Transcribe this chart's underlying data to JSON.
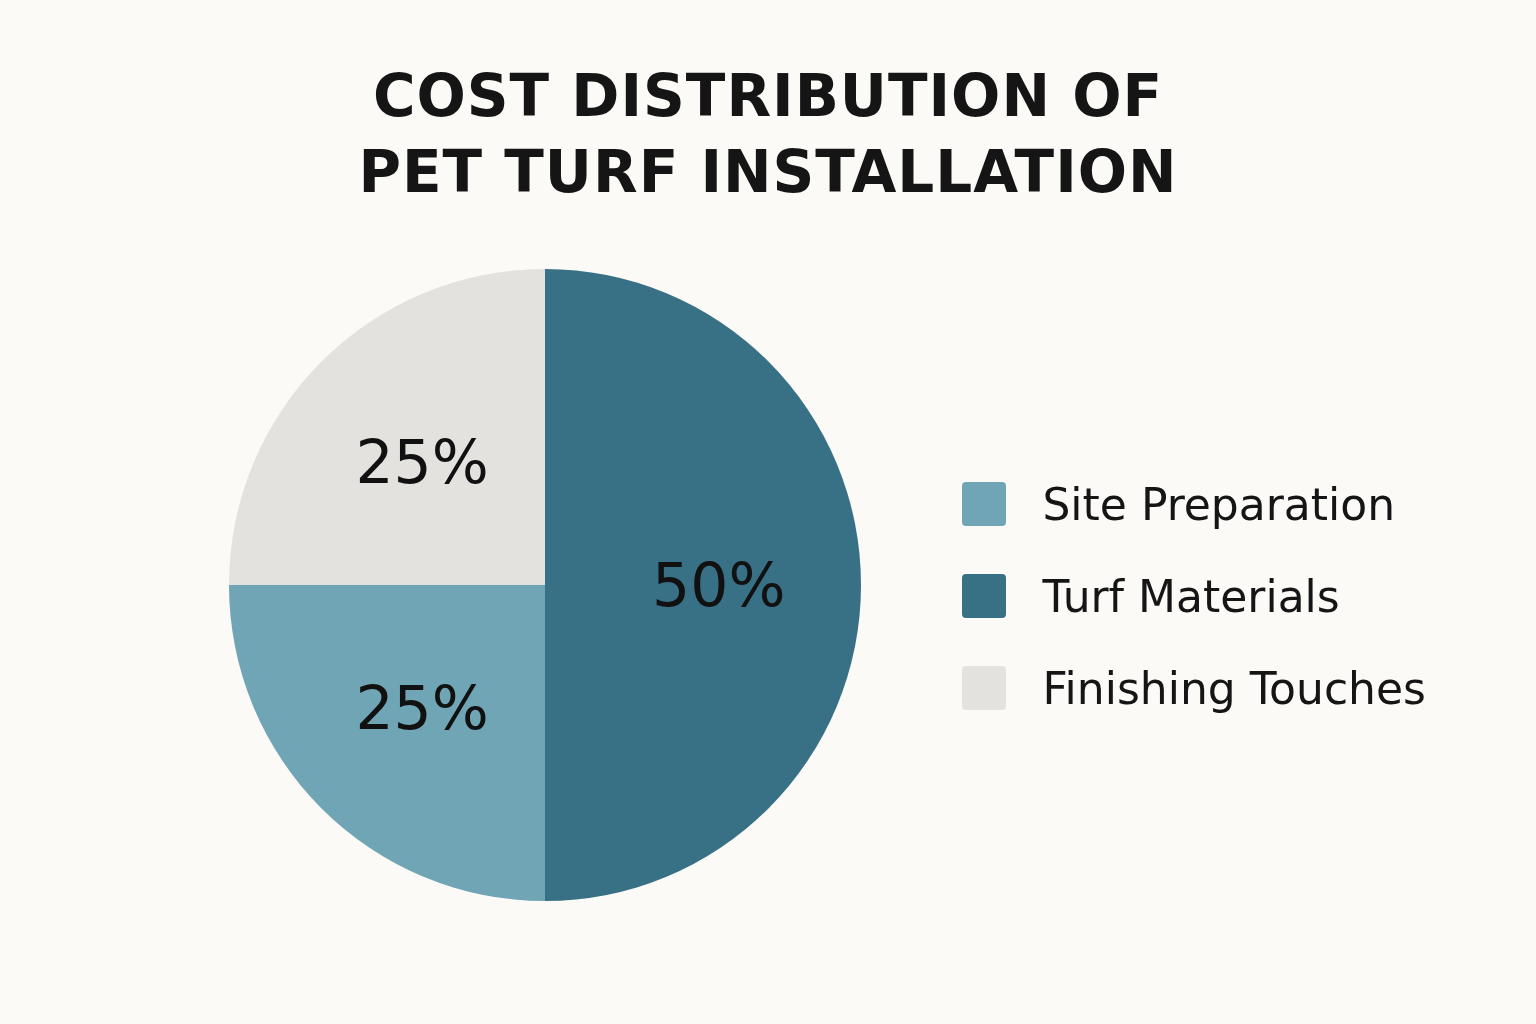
{
  "chart_data": {
    "type": "pie",
    "title": "COST DISTRIBUTION OF\nPET TURF INSTALLATION",
    "categories": [
      "Site Preparation",
      "Turf Materials",
      "Finishing Touches"
    ],
    "values": [
      25,
      50,
      25
    ],
    "colors": [
      "#6fa5b4",
      "#387186",
      "#e3e2de"
    ],
    "value_labels": [
      "25%",
      "50%",
      "25%"
    ],
    "legend": "right"
  }
}
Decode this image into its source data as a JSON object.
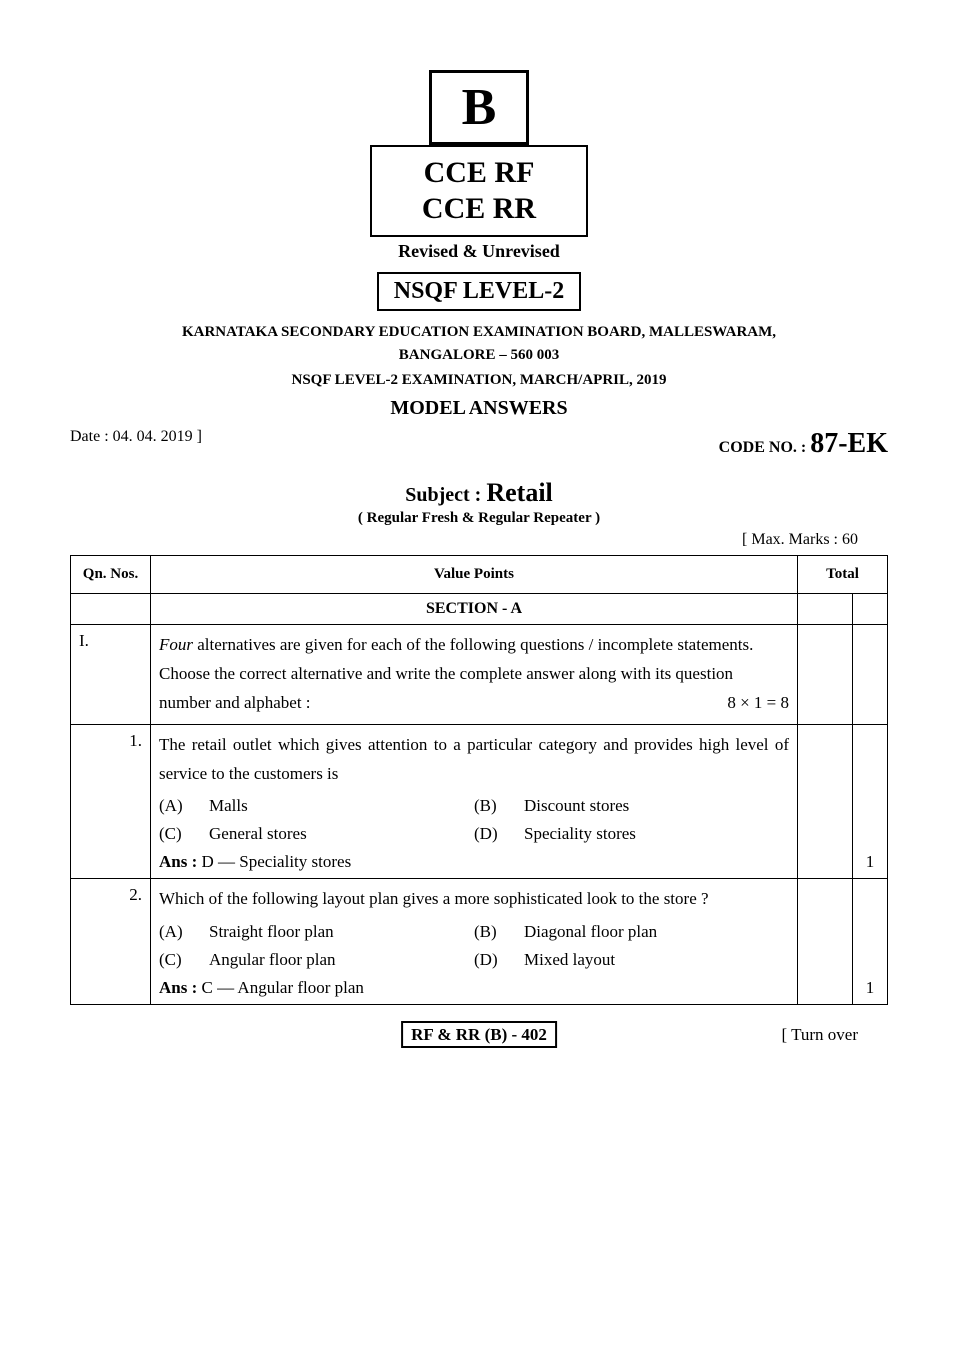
{
  "header": {
    "box_b": "B",
    "cce_line1": "CCE RF",
    "cce_line2": "CCE RR",
    "revised": "Revised & Unrevised",
    "nsqf": "NSQF LEVEL-2",
    "board_line1": "KARNATAKA SECONDARY EDUCATION EXAMINATION BOARD, MALLESWARAM,",
    "board_line2": "BANGALORE – 560 003",
    "exam": "NSQF LEVEL-2 EXAMINATION, MARCH/APRIL, 2019",
    "model_answers": "MODEL ANSWERS",
    "date": "Date : 04. 04. 2019 ]",
    "code_label": "CODE NO. : ",
    "code_value": "87-EK",
    "subject_label": "Subject : ",
    "subject_value": "Retail",
    "regular": "( Regular Fresh & Regular Repeater )",
    "max_marks": "[ Max. Marks : 60"
  },
  "table": {
    "col_qn": "Qn. Nos.",
    "col_vp": "Value Points",
    "col_total": "Total",
    "section_a": "SECTION - A",
    "instruction_roman": "I.",
    "instruction_italic": "Four",
    "instruction_rest": " alternatives are given for each of the following questions / incomplete statements. Choose the correct alternative and write the complete answer along with its question number and alphabet :",
    "instruction_marks": "8 × 1 = 8",
    "q1": {
      "num": "1.",
      "text": "The retail outlet which gives attention to a particular category and provides high level of service to the customers is",
      "opts": {
        "a_label": "(A)",
        "a_text": "Malls",
        "b_label": "(B)",
        "b_text": "Discount stores",
        "c_label": "(C)",
        "c_text": "General stores",
        "d_label": "(D)",
        "d_text": "Speciality stores"
      },
      "ans_label": "Ans :",
      "ans_text": " D — Speciality stores",
      "mark": "1"
    },
    "q2": {
      "num": "2.",
      "text": "Which of the following layout plan gives a more sophisticated look to the  store ?",
      "opts": {
        "a_label": "(A)",
        "a_text": "Straight floor plan",
        "b_label": "(B)",
        "b_text": "Diagonal floor plan",
        "c_label": "(C)",
        "c_text": "Angular floor plan",
        "d_label": "(D)",
        "d_text": "Mixed layout"
      },
      "ans_label": "Ans :",
      "ans_text": " C — Angular floor plan",
      "mark": "1"
    }
  },
  "footer": {
    "box": "RF & RR (B) - 402",
    "turn_over": "[ Turn over"
  }
}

────────────────────

Leave out the pictures and copy the rest of the material above exactly.

### Solution to the exercise:
Transcribe this chart's underlying data to JSON.
{
  "chart_data": {
    "type": "pie",
    "title": "COST DISTRIBUTION OF\nPET TURF INSTALLATION",
    "categories": [
      "Site Preparation",
      "Turf Materials",
      "Finishing Touches"
    ],
    "values": [
      25,
      50,
      25
    ],
    "colors": [
      "#6fa5b4",
      "#387186",
      "#e3e2de"
    ],
    "value_labels": [
      "25%",
      "50%",
      "25%"
    ],
    "legend": "right"
  }
}
Decode this image into its source data as a JSON object.
{
  "header": {
    "box_b": "B",
    "cce_line1": "CCE RF",
    "cce_line2": "CCE RR",
    "revised": "Revised & Unrevised",
    "nsqf": "NSQF LEVEL-2",
    "board_line1": "KARNATAKA SECONDARY EDUCATION EXAMINATION BOARD, MALLESWARAM,",
    "board_line2": "BANGALORE – 560 003",
    "exam": "NSQF LEVEL-2 EXAMINATION, MARCH/APRIL, 2019",
    "model_answers": "MODEL ANSWERS",
    "date": "Date : 04. 04. 2019 ]",
    "code_label": "CODE NO. : ",
    "code_value": "87-EK",
    "subject_label": "Subject : ",
    "subject_value": "Retail",
    "regular": "( Regular Fresh & Regular Repeater )",
    "max_marks": "[ Max. Marks : 60"
  },
  "table": {
    "col_qn": "Qn. Nos.",
    "col_vp": "Value Points",
    "col_total": "Total",
    "section_a": "SECTION - A",
    "instruction_roman": "I.",
    "instruction_italic": "Four",
    "instruction_rest": " alternatives are given for each of the following questions / incomplete statements. Choose the correct alternative and write the complete answer along with its question number and alphabet :",
    "instruction_marks": "8 × 1 = 8",
    "q1": {
      "num": "1.",
      "text": "The retail outlet which gives attention to a particular category and provides high level of service to the customers is",
      "opts": {
        "a_label": "(A)",
        "a_text": "Malls",
        "b_label": "(B)",
        "b_text": "Discount stores",
        "c_label": "(C)",
        "c_text": "General stores",
        "d_label": "(D)",
        "d_text": "Speciality stores"
      },
      "ans_label": "Ans :",
      "ans_text": " D — Speciality stores",
      "mark": "1"
    },
    "q2": {
      "num": "2.",
      "text": "Which of the following layout plan gives a more sophisticated look to the  store ?",
      "opts": {
        "a_label": "(A)",
        "a_text": "Straight floor plan",
        "b_label": "(B)",
        "b_text": "Diagonal floor plan",
        "c_label": "(C)",
        "c_text": "Angular floor plan",
        "d_label": "(D)",
        "d_text": "Mixed layout"
      },
      "ans_label": "Ans :",
      "ans_text": " C — Angular floor plan",
      "mark": "1"
    }
  },
  "footer": {
    "box": "RF & RR (B) - 402",
    "turn_over": "[ Turn over"
  }
}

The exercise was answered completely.